- **Material for this task**
-=-=-=-=-

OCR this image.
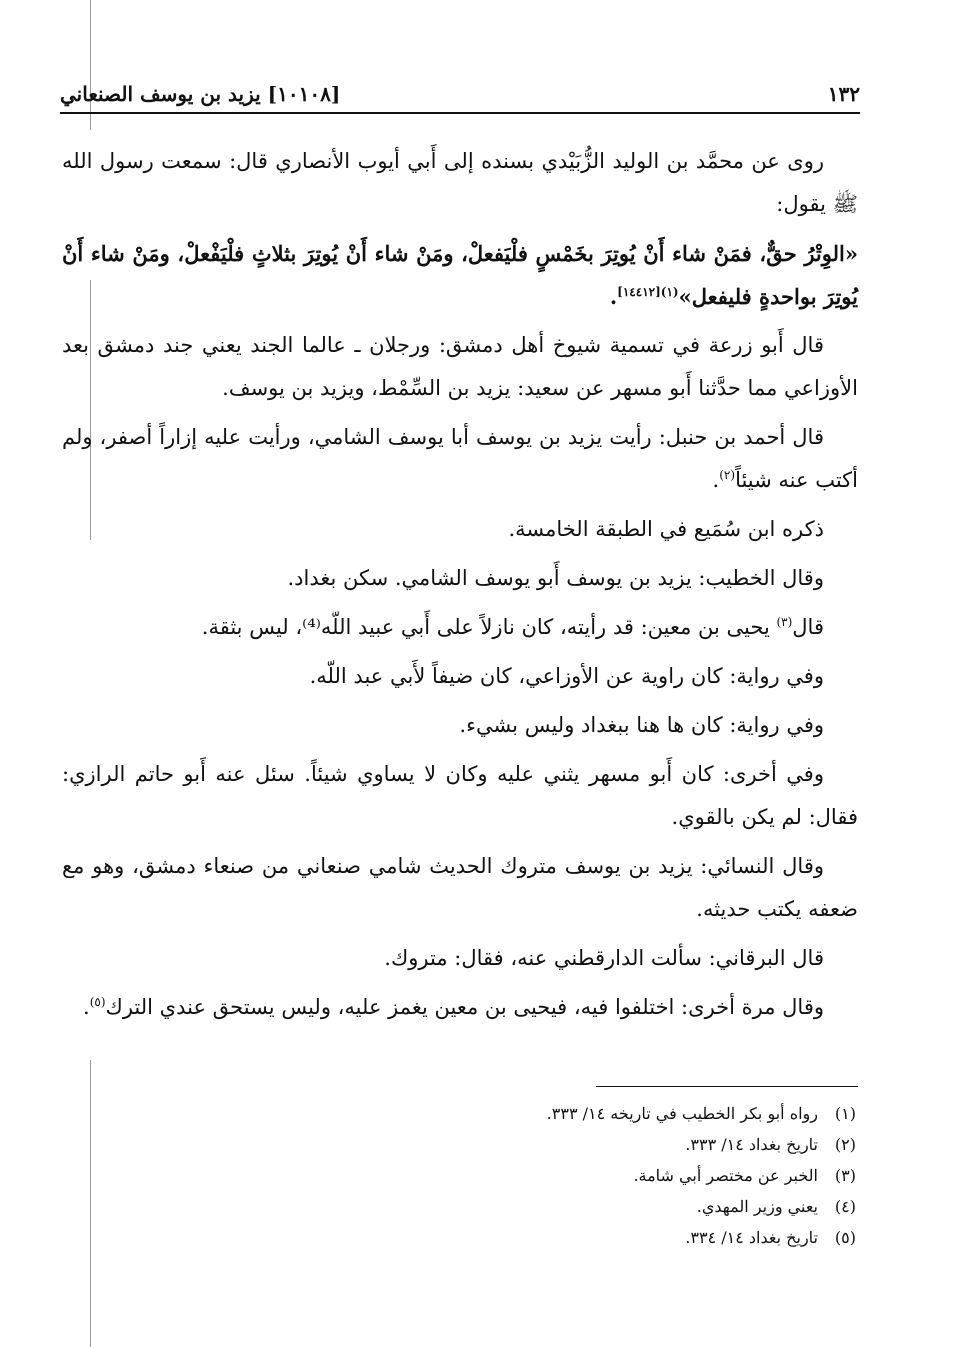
١٣٢
[١٠١٠٨] يزيد بن يوسف الصنعاني

روى عن محمَّد بن الوليد الزُّبَيْدي بسنده إلى أَبي أيوب الأنصاري قال: سمعت رسول الله ﷺ يقول:

«الوِتْرُ حقٌّ، فمَنْ شاء أَنْ يُوتِرَ بخَمْسٍ فلْيَفعلْ، ومَنْ شاء أَنْ يُوتِرَ بثلاثٍ فلْيَفْعلْ، ومَنْ شاء أَنْ يُوتِرَ بواحدةٍ فليفعل»$^{(١)[١٤٤١٢]}$.

قال أَبو زرعة في تسمية شيوخ أهل دمشق: ورجلان ـ عالما الجند يعني جند دمشق بعد الأوزاعي مما حدَّثنا أَبو مسهر عن سعيد: يزيد بن السِّمْط، ويزيد بن يوسف.

قال أحمد بن حنبل: رأيت يزيد بن يوسف أبا يوسف الشامي، ورأيت عليه إزاراً أصفر، ولم أكتب عنه شيئاً$^{(٢)}$.

ذكره ابن سُمَيع في الطبقة الخامسة.

وقال الخطيب: يزيد بن يوسف أَبو يوسف الشامي. سكن بغداد.

قال$^{(٣)}$ يحيى بن معين: قد رأيته، كان نازلاً على أَبي عبيد اللّه⁽⁴⁾، ليس بثقة.

وفي رواية: كان راوية عن الأوزاعي، كان ضيفاً لأَبي عبد اللّه.

وفي رواية: كان ها هنا ببغداد وليس بشيء.

وفي أخرى: كان أَبو مسهر يثني عليه وكان لا يساوي شيئاً. سئل عنه أَبو حاتم الرازي: فقال: لم يكن بالقوي.

وقال النسائي: يزيد بن يوسف متروك الحديث شامي صنعاني من صنعاء دمشق، وهو مع ضعفه يكتب حديثه.

قال البرقاني: سألت الدارقطني عنه، فقال: متروك.

وقال مرة أخرى: اختلفوا فيه، فيحيى بن معين يغمز عليه، وليس يستحق عندي الترك$^{(٥)}$.

(١)
رواه أبو بكر الخطيب في تاريخه ١٤/ ٣٣٣.
(٢)
تاريخ بغداد ١٤/ ٣٣٣.
(٣)
الخبر عن مختصر أبي شامة.
(٤)
يعني وزير المهدي.
(٥)
تاريخ بغداد ١٤/ ٣٣٤.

-=-=-=-=-

The records above need to be given again exactly. Omit the pictures.

- **Solved exercise**
OCR this image.
١٣٢
[١٠١٠٨] يزيد بن يوسف الصنعاني

روى عن محمَّد بن الوليد الزُّبَيْدي بسنده إلى أَبي أيوب الأنصاري قال: سمعت رسول الله ﷺ يقول:

«الوِتْرُ حقٌّ، فمَنْ شاء أَنْ يُوتِرَ بخَمْسٍ فلْيَفعلْ، ومَنْ شاء أَنْ يُوتِرَ بثلاثٍ فلْيَفْعلْ، ومَنْ شاء أَنْ يُوتِرَ بواحدةٍ فليفعل»$^{(١)[١٤٤١٢]}$.

قال أَبو زرعة في تسمية شيوخ أهل دمشق: ورجلان ـ عالما الجند يعني جند دمشق بعد الأوزاعي مما حدَّثنا أَبو مسهر عن سعيد: يزيد بن السِّمْط، ويزيد بن يوسف.

قال أحمد بن حنبل: رأيت يزيد بن يوسف أبا يوسف الشامي، ورأيت عليه إزاراً أصفر، ولم أكتب عنه شيئاً$^{(٢)}$.

ذكره ابن سُمَيع في الطبقة الخامسة.

وقال الخطيب: يزيد بن يوسف أَبو يوسف الشامي. سكن بغداد.

قال$^{(٣)}$ يحيى بن معين: قد رأيته، كان نازلاً على أَبي عبيد اللّه⁽⁴⁾، ليس بثقة.

وفي رواية: كان راوية عن الأوزاعي، كان ضيفاً لأَبي عبد اللّه.

وفي رواية: كان ها هنا ببغداد وليس بشيء.

وفي أخرى: كان أَبو مسهر يثني عليه وكان لا يساوي شيئاً. سئل عنه أَبو حاتم الرازي: فقال: لم يكن بالقوي.

وقال النسائي: يزيد بن يوسف متروك الحديث شامي صنعاني من صنعاء دمشق، وهو مع ضعفه يكتب حديثه.

قال البرقاني: سألت الدارقطني عنه، فقال: متروك.

وقال مرة أخرى: اختلفوا فيه، فيحيى بن معين يغمز عليه، وليس يستحق عندي الترك$^{(٥)}$.

(١)
رواه أبو بكر الخطيب في تاريخه ١٤/ ٣٣٣.
(٢)
تاريخ بغداد ١٤/ ٣٣٣.
(٣)
الخبر عن مختصر أبي شامة.
(٤)
يعني وزير المهدي.
(٥)
تاريخ بغداد ١٤/ ٣٣٤.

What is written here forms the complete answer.